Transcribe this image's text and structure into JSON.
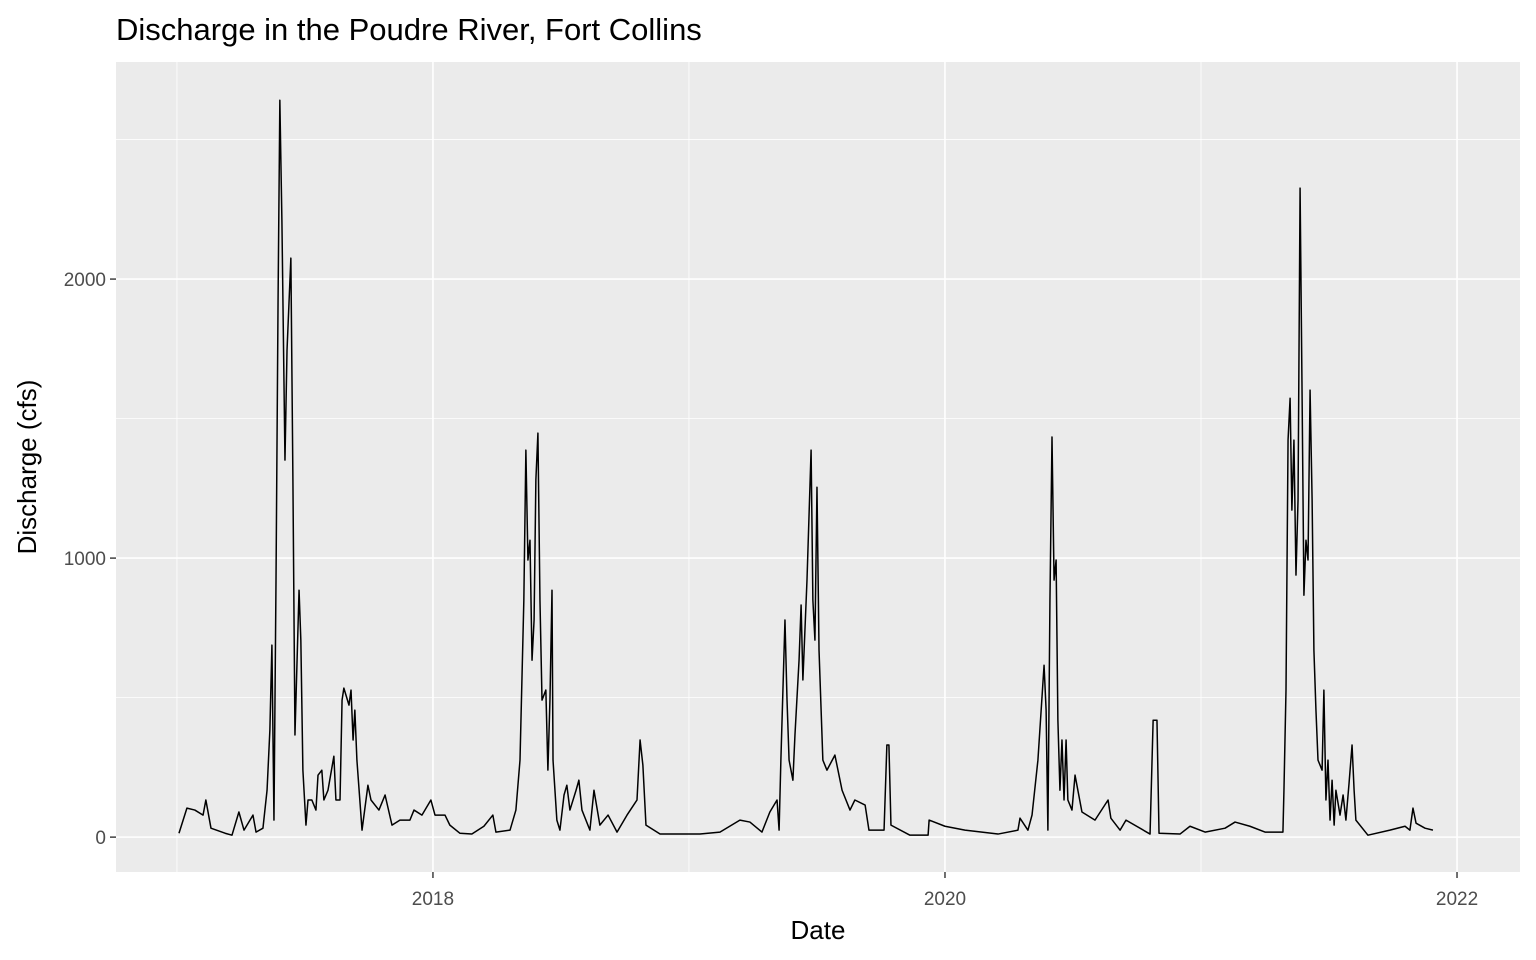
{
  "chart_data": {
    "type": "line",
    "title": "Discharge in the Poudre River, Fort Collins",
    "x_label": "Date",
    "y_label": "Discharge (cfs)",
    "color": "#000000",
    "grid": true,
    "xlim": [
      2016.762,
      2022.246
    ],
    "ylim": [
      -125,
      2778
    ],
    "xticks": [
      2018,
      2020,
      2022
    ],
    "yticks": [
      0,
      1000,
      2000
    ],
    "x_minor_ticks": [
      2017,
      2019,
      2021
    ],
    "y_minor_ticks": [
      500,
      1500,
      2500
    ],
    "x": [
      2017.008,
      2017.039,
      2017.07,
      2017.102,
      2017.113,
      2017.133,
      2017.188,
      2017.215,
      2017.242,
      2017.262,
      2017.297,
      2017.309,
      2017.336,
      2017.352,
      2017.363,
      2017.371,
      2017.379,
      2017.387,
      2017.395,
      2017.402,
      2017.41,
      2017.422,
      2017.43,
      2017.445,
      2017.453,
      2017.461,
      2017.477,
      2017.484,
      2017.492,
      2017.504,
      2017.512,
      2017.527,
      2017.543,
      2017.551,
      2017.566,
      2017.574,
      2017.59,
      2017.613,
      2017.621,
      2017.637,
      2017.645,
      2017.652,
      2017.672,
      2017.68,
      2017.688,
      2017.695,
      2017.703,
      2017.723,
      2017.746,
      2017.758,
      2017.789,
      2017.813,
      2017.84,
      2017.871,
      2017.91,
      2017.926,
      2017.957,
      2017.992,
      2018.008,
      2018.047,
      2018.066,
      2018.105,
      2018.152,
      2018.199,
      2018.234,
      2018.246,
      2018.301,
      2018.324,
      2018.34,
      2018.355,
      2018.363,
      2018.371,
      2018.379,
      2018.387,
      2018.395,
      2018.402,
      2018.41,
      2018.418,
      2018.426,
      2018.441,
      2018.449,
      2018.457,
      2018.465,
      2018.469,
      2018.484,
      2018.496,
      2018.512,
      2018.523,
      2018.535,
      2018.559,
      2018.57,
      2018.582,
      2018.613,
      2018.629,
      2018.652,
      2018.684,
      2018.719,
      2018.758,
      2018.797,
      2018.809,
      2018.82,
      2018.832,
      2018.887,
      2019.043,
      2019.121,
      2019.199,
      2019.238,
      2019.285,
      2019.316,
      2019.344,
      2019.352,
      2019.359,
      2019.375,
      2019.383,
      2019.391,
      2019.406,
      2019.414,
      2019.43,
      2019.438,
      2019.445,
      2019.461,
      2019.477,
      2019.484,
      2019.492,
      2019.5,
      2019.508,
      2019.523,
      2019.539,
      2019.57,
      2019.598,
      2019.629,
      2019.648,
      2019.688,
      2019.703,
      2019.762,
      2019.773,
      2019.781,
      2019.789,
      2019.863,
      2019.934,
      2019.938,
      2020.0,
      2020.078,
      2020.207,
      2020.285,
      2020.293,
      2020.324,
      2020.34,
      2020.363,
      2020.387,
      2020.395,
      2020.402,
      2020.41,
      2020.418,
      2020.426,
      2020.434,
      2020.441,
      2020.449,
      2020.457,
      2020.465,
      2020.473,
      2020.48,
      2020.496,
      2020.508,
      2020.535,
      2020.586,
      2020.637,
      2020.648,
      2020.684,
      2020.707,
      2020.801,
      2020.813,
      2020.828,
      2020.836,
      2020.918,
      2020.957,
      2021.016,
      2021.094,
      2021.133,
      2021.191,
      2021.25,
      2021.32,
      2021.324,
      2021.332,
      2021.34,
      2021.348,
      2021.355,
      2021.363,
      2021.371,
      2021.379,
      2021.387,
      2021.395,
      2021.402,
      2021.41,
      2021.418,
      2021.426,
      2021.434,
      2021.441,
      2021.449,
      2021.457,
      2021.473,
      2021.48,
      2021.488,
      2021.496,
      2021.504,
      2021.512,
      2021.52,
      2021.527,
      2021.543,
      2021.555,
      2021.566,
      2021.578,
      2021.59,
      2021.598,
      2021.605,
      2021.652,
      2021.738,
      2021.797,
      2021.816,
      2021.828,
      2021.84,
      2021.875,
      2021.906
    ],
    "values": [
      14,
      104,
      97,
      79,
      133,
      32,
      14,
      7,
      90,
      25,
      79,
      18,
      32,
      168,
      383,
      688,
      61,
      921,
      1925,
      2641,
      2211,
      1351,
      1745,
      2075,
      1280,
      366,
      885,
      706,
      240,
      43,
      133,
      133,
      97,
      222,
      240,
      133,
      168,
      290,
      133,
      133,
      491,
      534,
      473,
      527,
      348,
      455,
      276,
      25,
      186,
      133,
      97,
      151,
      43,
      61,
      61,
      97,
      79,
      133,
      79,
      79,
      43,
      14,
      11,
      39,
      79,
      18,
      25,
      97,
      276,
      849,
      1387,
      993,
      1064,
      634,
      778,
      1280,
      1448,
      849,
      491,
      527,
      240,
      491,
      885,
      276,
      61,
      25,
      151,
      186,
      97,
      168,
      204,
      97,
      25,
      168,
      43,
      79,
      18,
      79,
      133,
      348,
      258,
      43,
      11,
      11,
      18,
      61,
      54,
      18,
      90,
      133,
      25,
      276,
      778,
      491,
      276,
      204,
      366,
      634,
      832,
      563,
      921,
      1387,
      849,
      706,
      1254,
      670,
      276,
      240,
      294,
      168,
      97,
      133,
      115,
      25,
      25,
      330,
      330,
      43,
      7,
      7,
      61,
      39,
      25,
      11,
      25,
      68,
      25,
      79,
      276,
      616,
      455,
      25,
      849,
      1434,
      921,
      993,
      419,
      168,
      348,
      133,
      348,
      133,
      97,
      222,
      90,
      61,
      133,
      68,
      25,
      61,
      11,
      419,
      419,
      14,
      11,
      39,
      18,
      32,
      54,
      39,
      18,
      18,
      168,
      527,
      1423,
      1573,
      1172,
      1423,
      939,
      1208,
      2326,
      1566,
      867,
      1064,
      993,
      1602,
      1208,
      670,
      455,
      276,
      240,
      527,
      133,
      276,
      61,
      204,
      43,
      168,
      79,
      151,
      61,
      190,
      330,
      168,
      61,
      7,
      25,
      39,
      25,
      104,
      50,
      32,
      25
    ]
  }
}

...

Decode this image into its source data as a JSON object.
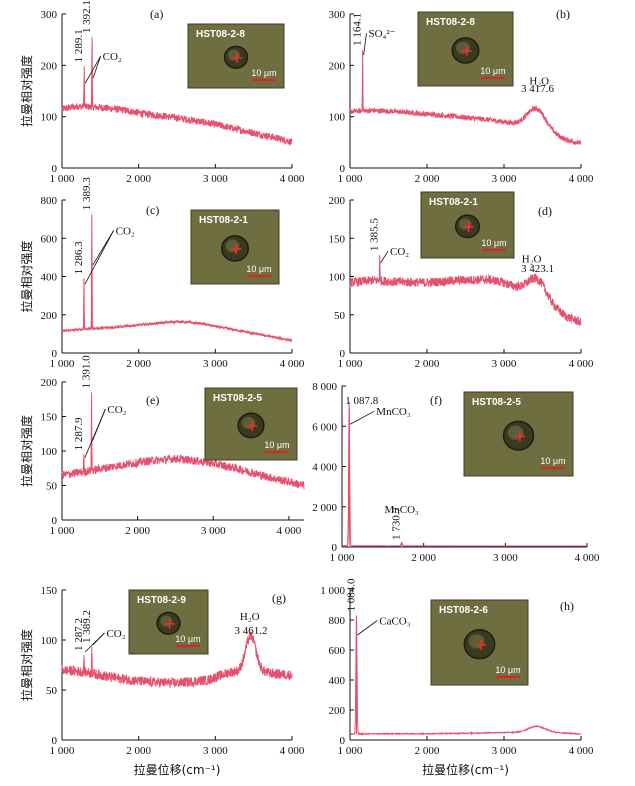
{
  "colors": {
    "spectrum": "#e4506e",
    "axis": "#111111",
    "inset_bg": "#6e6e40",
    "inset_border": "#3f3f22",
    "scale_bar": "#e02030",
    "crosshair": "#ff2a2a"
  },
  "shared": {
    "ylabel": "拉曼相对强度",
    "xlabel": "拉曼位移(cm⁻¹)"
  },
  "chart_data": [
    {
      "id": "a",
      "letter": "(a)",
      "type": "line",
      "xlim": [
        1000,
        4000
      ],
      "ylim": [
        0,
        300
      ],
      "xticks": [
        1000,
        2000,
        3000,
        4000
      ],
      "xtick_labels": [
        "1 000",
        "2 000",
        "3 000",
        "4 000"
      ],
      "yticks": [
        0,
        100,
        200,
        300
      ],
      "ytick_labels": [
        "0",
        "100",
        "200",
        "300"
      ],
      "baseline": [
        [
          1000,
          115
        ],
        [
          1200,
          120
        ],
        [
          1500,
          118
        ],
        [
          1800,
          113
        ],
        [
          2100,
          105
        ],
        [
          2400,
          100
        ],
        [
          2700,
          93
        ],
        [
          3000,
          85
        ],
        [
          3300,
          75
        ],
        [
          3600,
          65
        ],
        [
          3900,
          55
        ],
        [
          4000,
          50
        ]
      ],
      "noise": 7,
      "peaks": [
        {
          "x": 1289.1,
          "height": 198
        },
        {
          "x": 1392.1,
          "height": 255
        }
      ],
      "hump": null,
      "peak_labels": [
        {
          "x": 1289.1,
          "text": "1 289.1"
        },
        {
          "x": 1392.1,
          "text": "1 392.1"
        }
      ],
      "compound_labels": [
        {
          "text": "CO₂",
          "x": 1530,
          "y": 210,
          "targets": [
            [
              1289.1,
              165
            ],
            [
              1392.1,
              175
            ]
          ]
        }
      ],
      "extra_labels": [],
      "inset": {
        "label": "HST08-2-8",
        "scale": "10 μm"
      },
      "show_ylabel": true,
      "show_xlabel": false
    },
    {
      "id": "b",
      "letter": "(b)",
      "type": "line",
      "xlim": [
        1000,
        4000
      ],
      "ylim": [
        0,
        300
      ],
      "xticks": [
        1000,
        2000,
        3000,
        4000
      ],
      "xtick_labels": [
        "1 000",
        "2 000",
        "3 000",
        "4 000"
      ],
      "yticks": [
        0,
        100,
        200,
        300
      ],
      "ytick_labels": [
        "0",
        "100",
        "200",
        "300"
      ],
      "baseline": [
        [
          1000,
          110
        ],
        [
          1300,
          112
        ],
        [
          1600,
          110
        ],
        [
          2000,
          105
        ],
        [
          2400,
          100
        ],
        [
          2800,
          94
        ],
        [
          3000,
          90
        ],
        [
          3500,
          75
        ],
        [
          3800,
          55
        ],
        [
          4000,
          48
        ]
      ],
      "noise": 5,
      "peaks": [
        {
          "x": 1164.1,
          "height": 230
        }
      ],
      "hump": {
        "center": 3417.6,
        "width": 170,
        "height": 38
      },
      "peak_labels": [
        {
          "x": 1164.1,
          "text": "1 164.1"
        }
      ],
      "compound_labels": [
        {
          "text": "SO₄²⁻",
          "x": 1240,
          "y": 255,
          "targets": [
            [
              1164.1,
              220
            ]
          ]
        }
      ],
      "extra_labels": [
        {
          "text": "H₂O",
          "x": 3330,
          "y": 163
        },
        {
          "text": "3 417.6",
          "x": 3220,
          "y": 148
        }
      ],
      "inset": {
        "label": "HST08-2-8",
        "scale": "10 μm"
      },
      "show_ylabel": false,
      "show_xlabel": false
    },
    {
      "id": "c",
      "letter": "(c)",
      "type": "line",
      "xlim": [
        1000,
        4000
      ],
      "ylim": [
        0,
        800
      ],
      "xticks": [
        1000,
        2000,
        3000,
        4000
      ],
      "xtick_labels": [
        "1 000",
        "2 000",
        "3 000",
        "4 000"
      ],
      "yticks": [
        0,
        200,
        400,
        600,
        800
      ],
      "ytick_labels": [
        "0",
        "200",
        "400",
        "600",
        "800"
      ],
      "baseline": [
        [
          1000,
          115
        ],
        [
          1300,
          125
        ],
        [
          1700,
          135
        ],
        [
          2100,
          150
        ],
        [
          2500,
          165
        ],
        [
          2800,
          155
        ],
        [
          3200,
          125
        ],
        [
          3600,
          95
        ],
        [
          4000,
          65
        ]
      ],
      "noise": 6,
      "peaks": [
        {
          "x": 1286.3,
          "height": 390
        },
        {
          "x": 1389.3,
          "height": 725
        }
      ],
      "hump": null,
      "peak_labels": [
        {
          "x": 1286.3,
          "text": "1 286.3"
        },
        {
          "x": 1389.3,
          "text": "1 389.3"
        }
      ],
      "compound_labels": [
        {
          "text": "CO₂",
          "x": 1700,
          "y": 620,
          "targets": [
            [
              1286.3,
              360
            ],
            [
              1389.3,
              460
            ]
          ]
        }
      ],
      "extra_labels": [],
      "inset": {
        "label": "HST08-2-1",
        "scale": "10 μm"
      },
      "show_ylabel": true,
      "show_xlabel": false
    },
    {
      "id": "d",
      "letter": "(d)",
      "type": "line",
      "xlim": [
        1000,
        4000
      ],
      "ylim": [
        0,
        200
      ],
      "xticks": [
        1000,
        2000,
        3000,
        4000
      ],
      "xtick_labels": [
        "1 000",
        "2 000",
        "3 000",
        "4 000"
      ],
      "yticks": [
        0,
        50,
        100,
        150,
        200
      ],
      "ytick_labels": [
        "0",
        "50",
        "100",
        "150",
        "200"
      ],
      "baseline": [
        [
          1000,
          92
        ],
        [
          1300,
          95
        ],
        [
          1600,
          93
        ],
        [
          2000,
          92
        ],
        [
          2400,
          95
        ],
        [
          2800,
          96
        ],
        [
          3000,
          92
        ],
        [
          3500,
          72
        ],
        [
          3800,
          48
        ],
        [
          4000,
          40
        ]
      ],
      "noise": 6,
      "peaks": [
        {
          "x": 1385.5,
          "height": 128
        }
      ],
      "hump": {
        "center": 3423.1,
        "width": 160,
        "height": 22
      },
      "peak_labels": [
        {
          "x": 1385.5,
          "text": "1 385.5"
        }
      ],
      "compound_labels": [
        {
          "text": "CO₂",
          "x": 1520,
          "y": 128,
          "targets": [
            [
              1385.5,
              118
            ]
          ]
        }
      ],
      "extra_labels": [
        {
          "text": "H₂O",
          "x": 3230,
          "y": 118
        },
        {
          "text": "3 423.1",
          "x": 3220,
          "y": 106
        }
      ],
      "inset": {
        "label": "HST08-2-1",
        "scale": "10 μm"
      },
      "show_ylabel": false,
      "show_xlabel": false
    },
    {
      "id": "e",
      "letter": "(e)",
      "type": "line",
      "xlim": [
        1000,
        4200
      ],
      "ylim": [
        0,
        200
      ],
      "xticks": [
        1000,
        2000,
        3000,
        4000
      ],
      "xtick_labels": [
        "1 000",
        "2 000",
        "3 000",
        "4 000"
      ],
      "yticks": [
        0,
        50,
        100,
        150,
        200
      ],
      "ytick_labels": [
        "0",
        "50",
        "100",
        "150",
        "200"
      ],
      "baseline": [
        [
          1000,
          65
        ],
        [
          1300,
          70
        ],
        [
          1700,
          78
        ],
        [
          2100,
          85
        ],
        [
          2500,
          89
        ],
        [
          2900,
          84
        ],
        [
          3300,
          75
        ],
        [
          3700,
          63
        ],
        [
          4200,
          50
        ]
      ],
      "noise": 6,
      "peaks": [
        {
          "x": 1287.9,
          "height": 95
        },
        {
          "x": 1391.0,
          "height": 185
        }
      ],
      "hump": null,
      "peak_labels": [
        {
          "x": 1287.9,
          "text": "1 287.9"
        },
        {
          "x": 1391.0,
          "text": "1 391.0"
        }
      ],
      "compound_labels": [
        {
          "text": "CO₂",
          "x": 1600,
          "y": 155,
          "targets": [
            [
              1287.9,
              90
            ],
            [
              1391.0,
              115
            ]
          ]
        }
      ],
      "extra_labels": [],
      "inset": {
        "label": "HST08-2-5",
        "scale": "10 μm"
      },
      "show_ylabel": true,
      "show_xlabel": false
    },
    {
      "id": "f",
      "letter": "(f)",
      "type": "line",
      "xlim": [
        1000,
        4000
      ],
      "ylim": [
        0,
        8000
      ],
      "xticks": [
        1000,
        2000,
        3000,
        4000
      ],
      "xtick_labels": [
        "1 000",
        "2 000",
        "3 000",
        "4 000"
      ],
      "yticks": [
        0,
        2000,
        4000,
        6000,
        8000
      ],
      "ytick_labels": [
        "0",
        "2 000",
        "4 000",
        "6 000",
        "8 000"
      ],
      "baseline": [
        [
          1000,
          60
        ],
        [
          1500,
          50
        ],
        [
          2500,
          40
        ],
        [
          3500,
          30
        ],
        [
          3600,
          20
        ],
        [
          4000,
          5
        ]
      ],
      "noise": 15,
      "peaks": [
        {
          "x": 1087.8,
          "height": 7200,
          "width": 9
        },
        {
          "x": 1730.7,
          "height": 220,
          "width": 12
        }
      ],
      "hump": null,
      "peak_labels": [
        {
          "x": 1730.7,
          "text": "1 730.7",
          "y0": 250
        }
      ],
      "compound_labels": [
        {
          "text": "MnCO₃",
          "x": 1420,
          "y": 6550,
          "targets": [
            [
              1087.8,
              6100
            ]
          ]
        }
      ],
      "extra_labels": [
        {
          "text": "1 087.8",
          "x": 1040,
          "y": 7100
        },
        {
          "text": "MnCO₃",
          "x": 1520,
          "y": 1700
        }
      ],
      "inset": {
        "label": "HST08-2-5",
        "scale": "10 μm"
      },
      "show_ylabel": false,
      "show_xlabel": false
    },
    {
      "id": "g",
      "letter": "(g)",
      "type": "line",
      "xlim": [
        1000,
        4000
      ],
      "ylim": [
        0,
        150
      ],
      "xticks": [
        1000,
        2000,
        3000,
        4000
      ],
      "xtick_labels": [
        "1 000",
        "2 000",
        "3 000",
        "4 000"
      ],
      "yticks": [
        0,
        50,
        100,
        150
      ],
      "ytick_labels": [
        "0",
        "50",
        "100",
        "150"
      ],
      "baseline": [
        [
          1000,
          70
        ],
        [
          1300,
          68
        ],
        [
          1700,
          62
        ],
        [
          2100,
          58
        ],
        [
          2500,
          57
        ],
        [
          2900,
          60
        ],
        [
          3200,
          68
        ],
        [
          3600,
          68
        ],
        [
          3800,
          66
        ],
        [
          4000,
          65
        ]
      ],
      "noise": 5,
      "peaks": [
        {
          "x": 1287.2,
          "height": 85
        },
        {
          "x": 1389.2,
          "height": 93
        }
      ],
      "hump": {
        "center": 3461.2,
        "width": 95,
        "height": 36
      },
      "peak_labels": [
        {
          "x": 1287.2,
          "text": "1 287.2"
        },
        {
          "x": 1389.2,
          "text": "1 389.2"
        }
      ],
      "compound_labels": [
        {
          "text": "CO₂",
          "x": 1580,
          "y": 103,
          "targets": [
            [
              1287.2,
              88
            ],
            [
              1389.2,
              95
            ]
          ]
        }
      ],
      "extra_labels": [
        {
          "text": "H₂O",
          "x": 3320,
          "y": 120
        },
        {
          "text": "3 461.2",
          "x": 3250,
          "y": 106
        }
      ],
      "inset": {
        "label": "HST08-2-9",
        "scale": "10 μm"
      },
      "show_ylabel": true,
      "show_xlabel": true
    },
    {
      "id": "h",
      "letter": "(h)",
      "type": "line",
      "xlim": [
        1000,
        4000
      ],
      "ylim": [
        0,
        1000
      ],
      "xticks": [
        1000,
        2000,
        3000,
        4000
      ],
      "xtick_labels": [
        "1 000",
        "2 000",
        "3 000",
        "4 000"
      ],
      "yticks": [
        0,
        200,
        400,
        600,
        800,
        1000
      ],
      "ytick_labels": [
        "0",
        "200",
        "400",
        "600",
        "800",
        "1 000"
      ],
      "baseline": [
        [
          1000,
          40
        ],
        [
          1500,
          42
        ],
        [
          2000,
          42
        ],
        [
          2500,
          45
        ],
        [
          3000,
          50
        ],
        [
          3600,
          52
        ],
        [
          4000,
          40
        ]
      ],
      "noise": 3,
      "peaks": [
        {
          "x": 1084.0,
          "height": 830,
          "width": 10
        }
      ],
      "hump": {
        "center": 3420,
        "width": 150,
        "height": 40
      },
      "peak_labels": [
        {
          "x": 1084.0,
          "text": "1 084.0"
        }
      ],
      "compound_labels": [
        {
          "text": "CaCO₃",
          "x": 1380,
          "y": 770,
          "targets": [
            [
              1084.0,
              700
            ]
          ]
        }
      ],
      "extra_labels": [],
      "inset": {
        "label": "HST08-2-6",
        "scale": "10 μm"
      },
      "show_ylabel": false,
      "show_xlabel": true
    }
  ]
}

■ WHAT IS NEEDED ■
Only the number is wanted: count the lines of the records that hold the word "Discharge".

■ TASK RESULT ■
2